▸ INSTRUCTION: Pull each line containing "subtitle" out of the data and copy it.

▸ Stored data entries:
■ ■ ■

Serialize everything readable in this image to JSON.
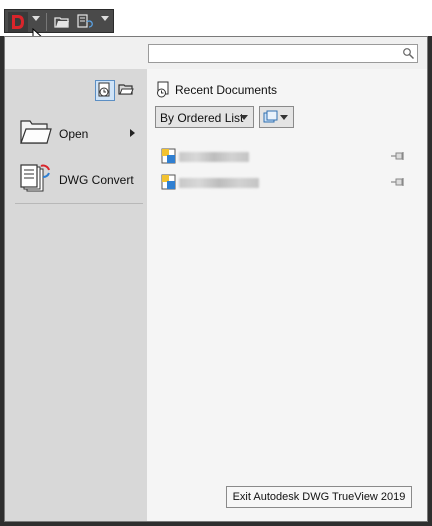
{
  "search": {
    "placeholder": "",
    "value": ""
  },
  "left_menu": {
    "items": [
      {
        "label": "Open",
        "icon": "open-folder-icon",
        "has_submenu": true
      },
      {
        "label": "DWG Convert",
        "icon": "dwg-convert-icon",
        "has_submenu": false
      }
    ]
  },
  "recent": {
    "heading": "Recent Documents",
    "sort_label": "By Ordered List",
    "documents": [
      {
        "name_blur_width": 70
      },
      {
        "name_blur_width": 80
      }
    ]
  },
  "footer": {
    "exit_label": "Exit Autodesk DWG TrueView 2019"
  },
  "colors": {
    "accent_blue": "#5c8fc4",
    "logo_red": "#d9252b"
  }
}
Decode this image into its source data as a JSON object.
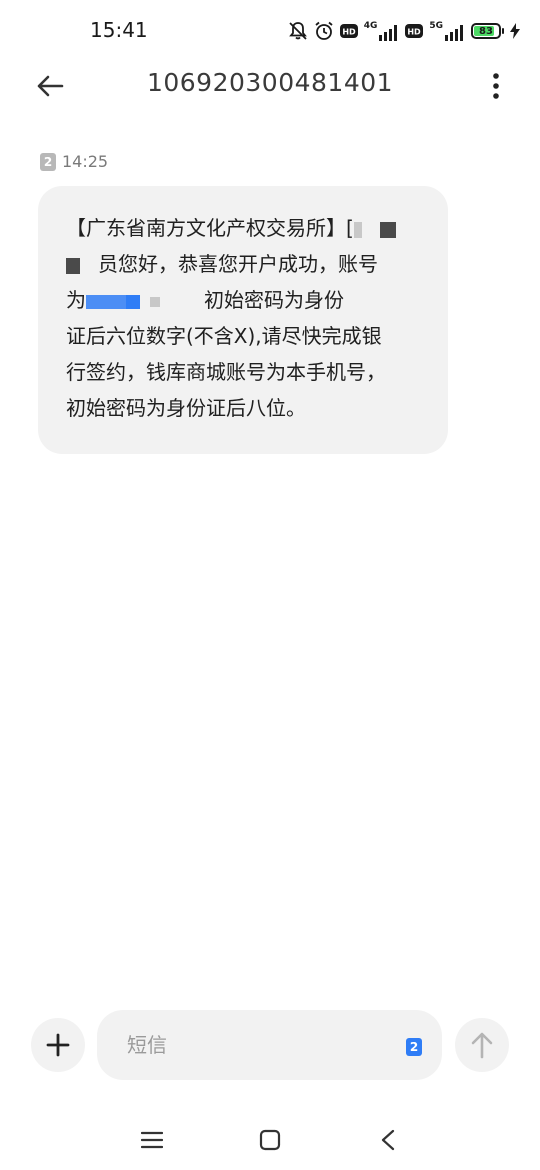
{
  "status_bar": {
    "time": "15:41",
    "battery_level": "83",
    "network_1": "4G",
    "network_2": "5G",
    "hd_label": "HD"
  },
  "header": {
    "title": "106920300481401"
  },
  "message": {
    "sim_slot": "2",
    "timestamp": "14:25",
    "line1": "【广东省南方文化产权交易所】[",
    "line2_text": "员您好，恭喜您开户成功，账号",
    "line3_prefix": "为",
    "line3_suffix": "初始密码为身份",
    "line4": "证后六位数字(不含X),请尽快完成银",
    "line5": "行签约，钱库商城账号为本手机号，",
    "line6": "初始密码为身份证后八位。"
  },
  "composer": {
    "placeholder": "短信",
    "sim_slot": "2"
  },
  "colors": {
    "bubble_bg": "#f2f2f2",
    "accent_blue": "#2f7df6",
    "battery_green": "#4cd964"
  }
}
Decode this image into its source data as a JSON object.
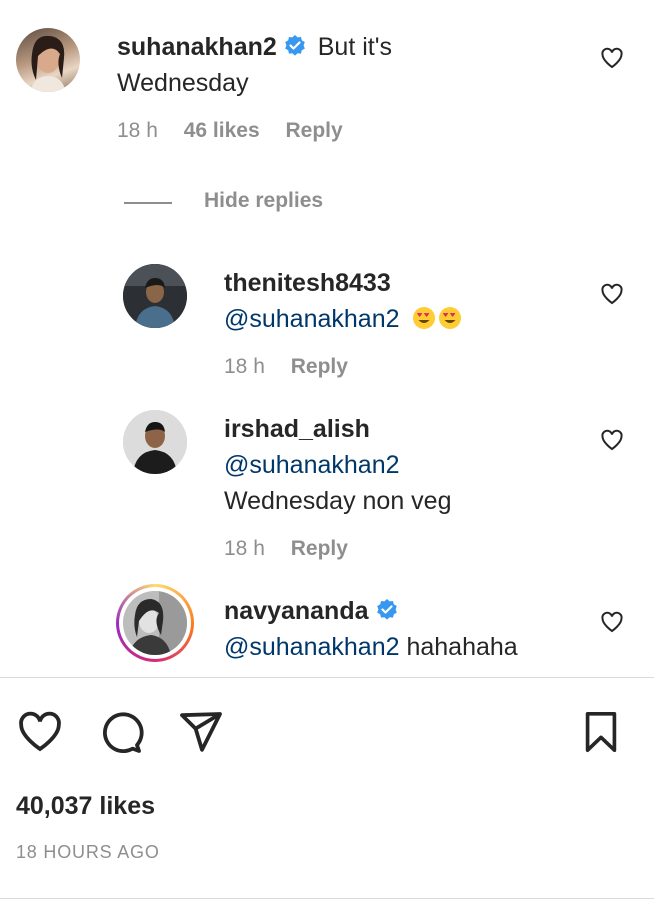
{
  "comment_main": {
    "username": "suhanakhan2",
    "text_line1": "But it's",
    "text_line2": "Wednesday",
    "time": "18 h",
    "likes": "46 likes",
    "reply": "Reply"
  },
  "hide_replies": "Hide replies",
  "replies": [
    {
      "username": "thenitesh8433",
      "mention": "@suhanakhan2",
      "text": "",
      "time": "18 h",
      "reply": "Reply"
    },
    {
      "username": "irshad_alish",
      "mention": "@suhanakhan2",
      "text": "Wednesday non veg",
      "time": "18 h",
      "reply": "Reply"
    },
    {
      "username": "navyananda",
      "mention": "@suhanakhan2",
      "text": "hahahaha"
    }
  ],
  "footer": {
    "likes": "40,037 likes",
    "timestamp": "18 HOURS AGO"
  },
  "colors": {
    "verified": "#3897f0",
    "mention": "#00376b",
    "muted": "#8e8e8e",
    "story_ring_start": "#feda75",
    "story_ring_end": "#d62976"
  }
}
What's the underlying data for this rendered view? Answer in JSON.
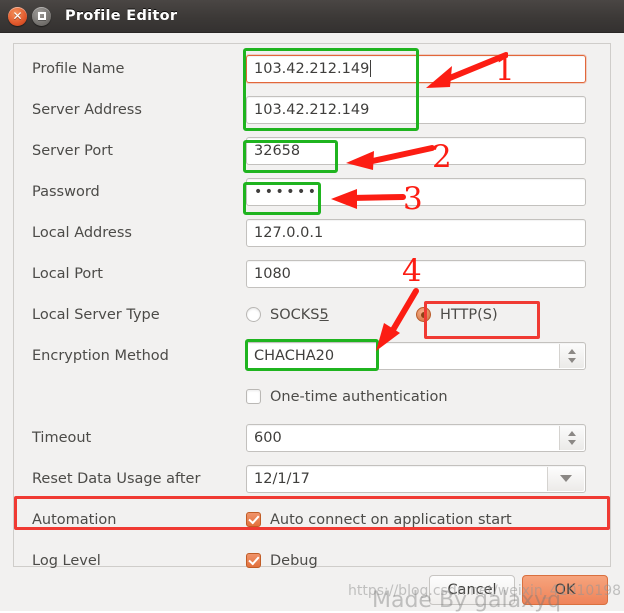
{
  "window": {
    "title": "Profile Editor",
    "close_icon": "close-icon",
    "maximize_icon": "maximize-icon"
  },
  "form": {
    "rows": [
      {
        "label": "Profile Name",
        "value": "103.42.212.149"
      },
      {
        "label": "Server Address",
        "value": "103.42.212.149"
      },
      {
        "label": "Server Port",
        "value": "32658"
      },
      {
        "label": "Password",
        "value": "••••••"
      },
      {
        "label": "Local Address",
        "value": "127.0.0.1"
      },
      {
        "label": "Local Port",
        "value": "1080"
      },
      {
        "label": "Local Server Type",
        "value": ""
      },
      {
        "label": "Encryption Method",
        "value": "CHACHA20"
      },
      {
        "label": "",
        "value": ""
      },
      {
        "label": "Timeout",
        "value": "600"
      },
      {
        "label": "Reset Data Usage after",
        "value": "12/1/17"
      },
      {
        "label": "Automation",
        "value": ""
      },
      {
        "label": "Log Level",
        "value": ""
      }
    ],
    "server_type": {
      "socks5_label": "SOCKS",
      "socks5_accel": "5",
      "socks5_selected": false,
      "https_label": "HTTP(S)",
      "https_selected": true
    },
    "one_time_auth": {
      "label": "One-time authentication",
      "checked": false
    },
    "automation": {
      "label": "Auto connect on application start",
      "checked": true
    },
    "log_level": {
      "label": "Debug",
      "checked": true
    }
  },
  "footer": {
    "cancel_label": "Cancel",
    "ok_label": "OK"
  },
  "annotations": {
    "numbers": [
      "1",
      "2",
      "3",
      "4"
    ],
    "green_color": "#1fb41f",
    "red_color": "#f03a33",
    "number_color": "#fc1d13"
  },
  "watermark": {
    "url": "https://blog.csdn.net/weixin_41010198",
    "made_by": "Made By galaxyq"
  }
}
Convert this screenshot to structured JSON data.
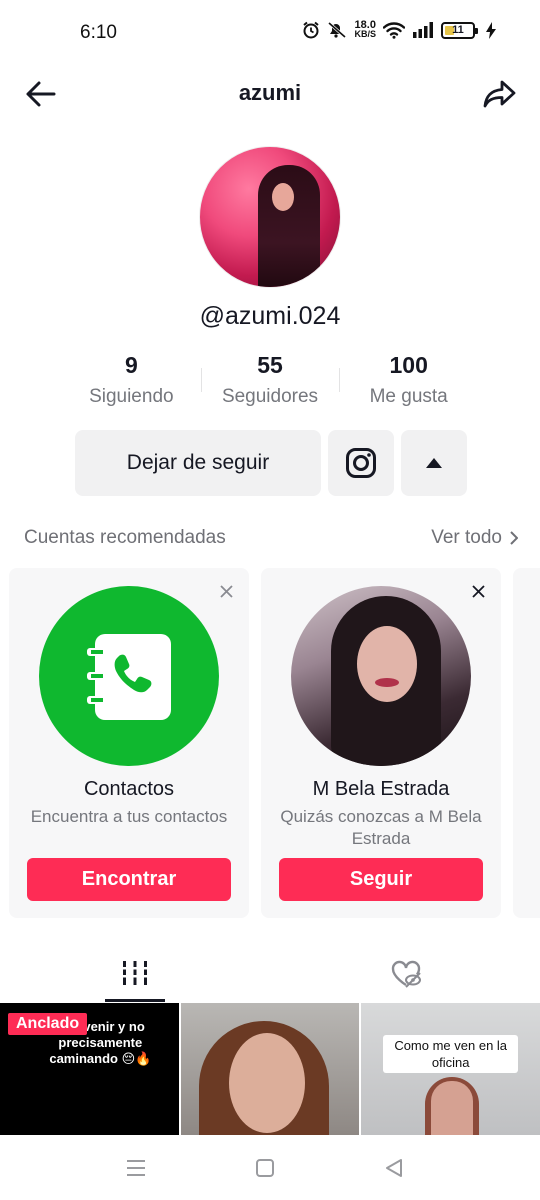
{
  "status_bar": {
    "time": "6:10",
    "net_speed_value": "18.0",
    "net_speed_unit": "KB/S",
    "battery_level": "11",
    "icons": [
      "alarm-icon",
      "mute-icon",
      "wifi-icon",
      "signal-icon",
      "battery-icon",
      "charging-icon"
    ]
  },
  "header": {
    "title": "azumi",
    "back_icon": "arrow-left-icon",
    "share_icon": "share-icon"
  },
  "profile": {
    "handle": "@azumi.024",
    "stats": [
      {
        "value": "9",
        "label": "Siguiendo"
      },
      {
        "value": "55",
        "label": "Seguidores"
      },
      {
        "value": "100",
        "label": "Me gusta"
      }
    ],
    "unfollow_label": "Dejar de seguir"
  },
  "recommended": {
    "title": "Cuentas recomendadas",
    "see_all": "Ver todo",
    "cards": [
      {
        "name": "Contactos",
        "subtitle": "Encuentra a tus contactos",
        "button": "Encontrar"
      },
      {
        "name": "M Bela Estrada",
        "subtitle": "Quizás conozcas a M Bela Estrada",
        "button": "Seguir"
      }
    ]
  },
  "tabs": {
    "videos_icon": "grid-icon",
    "liked_icon": "liked-hidden-icon"
  },
  "grid": {
    "pinned_label": "Anclado",
    "thumb1_caption": "erte venir y no precisamente caminando 😔🔥",
    "thumb3_caption": "Como me ven en la oficina"
  },
  "colors": {
    "accent": "#fe2c55",
    "contacts_green": "#0fb82f",
    "button_gray": "#f1f1f2"
  }
}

■ ■ ■

▸ WRITTEN ANSWER:
        "subtitle": "Encuentra a tus contactos",
        "subtitle": "Quizás conozcas a M Bela Estrada",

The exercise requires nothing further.